## [Stated goal]
Find the string "method" in the entries and copy each line that has it.

(Dataset rows about figures)
━━━━━━━━━━━━━━━━
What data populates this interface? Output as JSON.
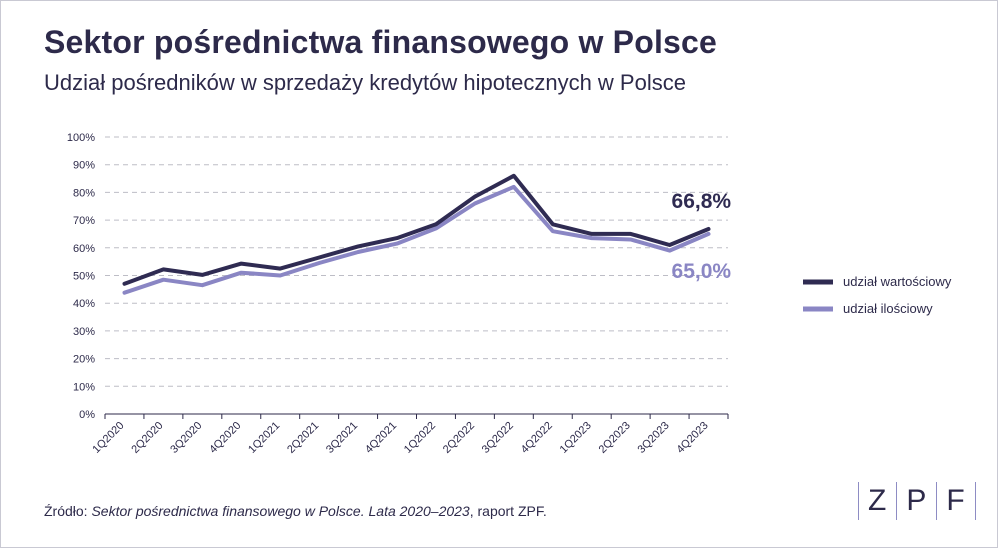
{
  "header": {
    "title": "Sektor pośrednictwa finansowego w Polsce",
    "subtitle": "Udział pośredników w sprzedaży kredytów hipotecznych w Polsce"
  },
  "chart_data": {
    "type": "line",
    "categories": [
      "1Q2020",
      "2Q2020",
      "3Q2020",
      "4Q2020",
      "1Q2021",
      "2Q2021",
      "3Q2021",
      "4Q2021",
      "1Q2022",
      "2Q2022",
      "3Q2022",
      "4Q2022",
      "1Q2023",
      "2Q2023",
      "3Q2023",
      "4Q2023"
    ],
    "y_ticks": [
      "0%",
      "10%",
      "20%",
      "30%",
      "40%",
      "50%",
      "60%",
      "70%",
      "80%",
      "90%",
      "100%"
    ],
    "ylim": [
      0,
      100
    ],
    "grid": true,
    "legend_position": "right",
    "series": [
      {
        "name": "udział wartościowy",
        "color": "#2f2b52",
        "values": [
          47.0,
          52.2,
          50.2,
          54.3,
          52.5,
          56.5,
          60.5,
          63.5,
          68.5,
          78.5,
          86.0,
          68.5,
          65.0,
          65.0,
          61.0,
          66.8
        ]
      },
      {
        "name": "udział ilościowy",
        "color": "#8a86c4",
        "values": [
          43.8,
          48.5,
          46.5,
          51.0,
          50.0,
          54.5,
          58.5,
          61.5,
          67.0,
          76.0,
          82.0,
          66.0,
          63.5,
          63.0,
          59.0,
          65.0
        ]
      }
    ],
    "annotations": [
      {
        "text": "66,8%",
        "color": "#2f2b52"
      },
      {
        "text": "65,0%",
        "color": "#8a86c4"
      }
    ]
  },
  "source": {
    "prefix": "Źródło: ",
    "title": "Sektor pośrednictwa finansowego w Polsce. Lata 2020–2023",
    "suffix": ", raport ZPF."
  },
  "logo": {
    "letters": [
      "Z",
      "P",
      "F"
    ]
  }
}
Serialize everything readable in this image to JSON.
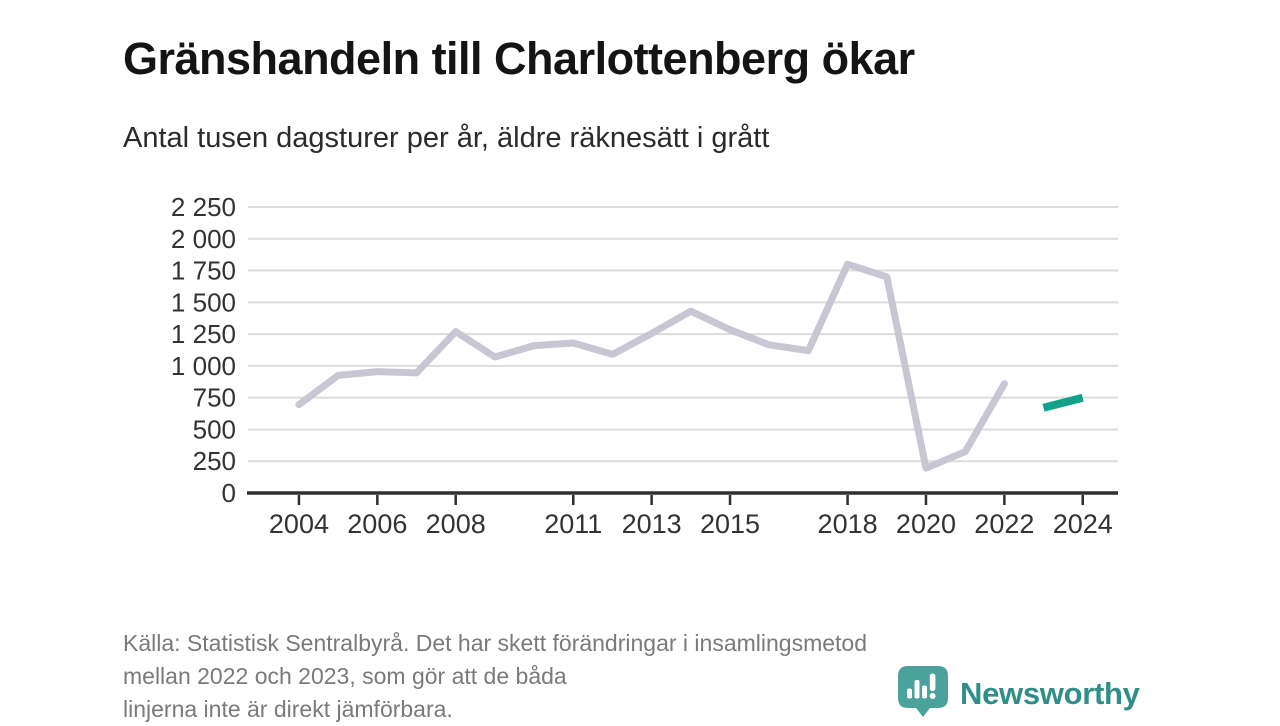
{
  "header": {
    "title": "Gränshandeln till Charlottenberg ökar",
    "subtitle": "Antal tusen dagsturer per år, äldre räknesätt i grått"
  },
  "footer": {
    "lines": [
      "Källa: Statistisk Sentralbyrå. Det har skett förändringar i insamlingsmetod",
      "mellan 2022 och 2023, som gör att de båda",
      "linjerna inte är direkt jämförbara."
    ]
  },
  "logo": {
    "label": "Newsworthy",
    "icon": "newsworthy-speech-bubble-bars-icon",
    "icon_color": "#4aa29a",
    "text_color": "#2f8e86"
  },
  "colors": {
    "old_series": "#c8c6d2",
    "new_series": "#12a28a",
    "grid": "#dcdcdc",
    "axis": "#2f2f2f",
    "tick_text": "#333333",
    "title_text": "#141414"
  },
  "chart_data": {
    "type": "line",
    "title": "Gränshandeln till Charlottenberg ökar",
    "subtitle": "Antal tusen dagsturer per år, äldre räknesätt i grått",
    "xlabel": "",
    "ylabel": "Antal tusen dagsturer per år",
    "xlim": [
      2002.7,
      2024.9
    ],
    "ylim": [
      0,
      2250
    ],
    "grid": true,
    "legend": false,
    "y_ticks": [
      0,
      250,
      500,
      750,
      1000,
      1250,
      1500,
      1750,
      2000,
      2250
    ],
    "y_tick_labels": [
      "0",
      "250",
      "500",
      "750",
      "1 000",
      "1 250",
      "1 500",
      "1 750",
      "2 000",
      "2 250"
    ],
    "x_tick_years": [
      2004,
      2006,
      2008,
      2011,
      2013,
      2015,
      2018,
      2020,
      2022,
      2024
    ],
    "x_tick_labels": [
      "2004",
      "2006",
      "2008",
      "2011",
      "2013",
      "2015",
      "2018",
      "2020",
      "2022",
      "2024"
    ],
    "series": [
      {
        "name": "old-counting-method-gray",
        "color_key": "old_series",
        "stroke_width": 7,
        "linecap": "round",
        "x": [
          2004,
          2005,
          2006,
          2007,
          2008,
          2009,
          2010,
          2011,
          2012,
          2013,
          2014,
          2015,
          2016,
          2017,
          2018,
          2019,
          2020,
          2021,
          2022
        ],
        "values": [
          695,
          925,
          955,
          945,
          1270,
          1070,
          1160,
          1180,
          1090,
          1255,
          1430,
          1285,
          1165,
          1120,
          1800,
          1700,
          195,
          325,
          860
        ]
      },
      {
        "name": "new-counting-method-teal",
        "color_key": "new_series",
        "stroke_width": 8,
        "linecap": "butt",
        "x": [
          2023,
          2024
        ],
        "values": [
          670,
          750
        ]
      }
    ]
  }
}
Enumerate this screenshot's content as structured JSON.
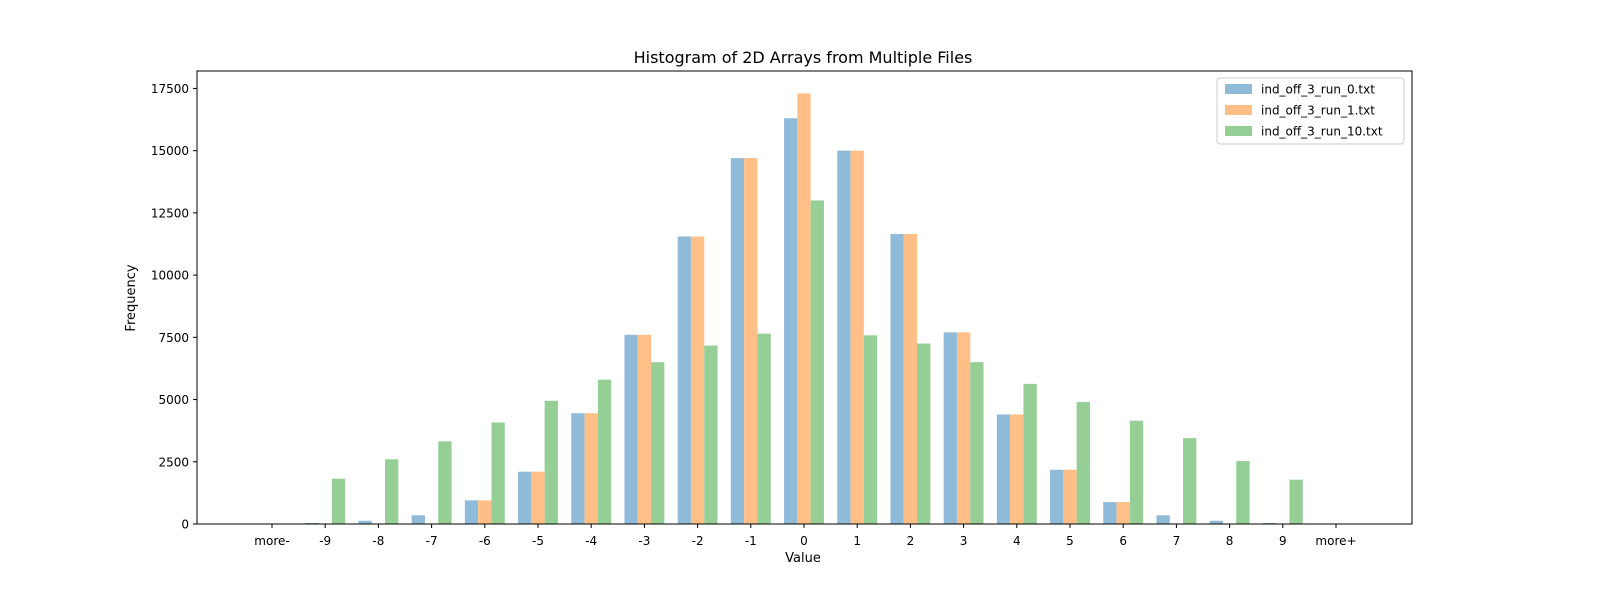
{
  "chart_data": {
    "type": "bar",
    "title": "Histogram of 2D Arrays from Multiple Files",
    "xlabel": "Value",
    "ylabel": "Frequency",
    "categories": [
      "more-",
      "-9",
      "-8",
      "-7",
      "-6",
      "-5",
      "-4",
      "-3",
      "-2",
      "-1",
      "0",
      "1",
      "2",
      "3",
      "4",
      "5",
      "6",
      "7",
      "8",
      "9",
      "more+"
    ],
    "ylim": [
      0,
      18200
    ],
    "yticks": [
      0,
      2500,
      5000,
      7500,
      10000,
      12500,
      15000,
      17500
    ],
    "ytick_labels": [
      "0",
      "2500",
      "5000",
      "7500",
      "10000",
      "12500",
      "15000",
      "17500"
    ],
    "grid": false,
    "legend_position": "top-right",
    "series": [
      {
        "name": "ind_off_3_run_0.txt",
        "color": "#8fbbd9",
        "values": [
          0,
          40,
          130,
          350,
          950,
          2100,
          4450,
          7600,
          11550,
          14700,
          16300,
          15000,
          11650,
          7700,
          4400,
          2180,
          880,
          350,
          130,
          40,
          0
        ]
      },
      {
        "name": "ind_off_3_run_1.txt",
        "color": "#ffbf86",
        "values": [
          0,
          0,
          0,
          0,
          950,
          2100,
          4450,
          7600,
          11550,
          14700,
          17300,
          15000,
          11650,
          7700,
          4400,
          2180,
          880,
          0,
          0,
          0,
          0
        ]
      },
      {
        "name": "ind_off_3_run_10.txt",
        "color": "#96cf96",
        "values": [
          0,
          1820,
          2600,
          3320,
          4080,
          4950,
          5800,
          6500,
          7170,
          7650,
          13000,
          7580,
          7250,
          6500,
          5630,
          4900,
          4150,
          3450,
          2530,
          1780,
          0
        ]
      }
    ]
  }
}
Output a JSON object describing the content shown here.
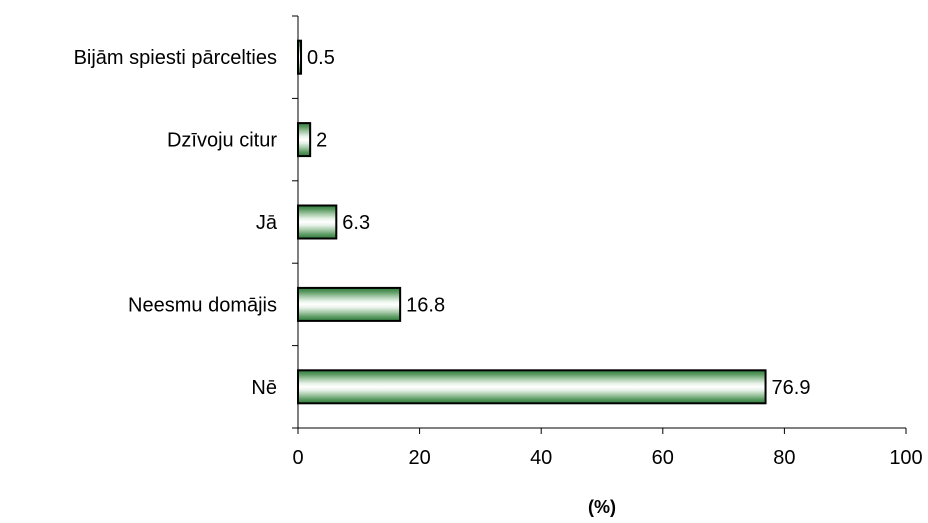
{
  "chart_data": {
    "type": "bar",
    "orientation": "horizontal",
    "categories": [
      "Bijām spiesti pārcelties",
      "Dzīvoju citur",
      "Jā",
      "Neesmu domājis",
      "Nē"
    ],
    "values": [
      0.5,
      2,
      6.3,
      16.8,
      76.9
    ],
    "data_labels": [
      "0.5",
      "2",
      "6.3",
      "16.8",
      "76.9"
    ],
    "title": "",
    "xlabel": "(%)",
    "ylabel": "",
    "xlim": [
      0,
      100
    ],
    "xticks": [
      0,
      20,
      40,
      60,
      80,
      100
    ],
    "xtick_labels": [
      "0",
      "20",
      "40",
      "60",
      "80",
      "100"
    ],
    "grid": false,
    "legend": "none",
    "bar_fill": "horizontal green-white gradient stripes",
    "colors": {
      "bar_dark": "#2f7a3a",
      "bar_mid": "#9fc6a2",
      "bar_light": "#ffffff",
      "outline": "#000000"
    }
  }
}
━━━━━━━━━━━━━━━━
## [Output for this exercise]
        "name": "old-counting-method-gray",
        "name": "new-counting-method-teal",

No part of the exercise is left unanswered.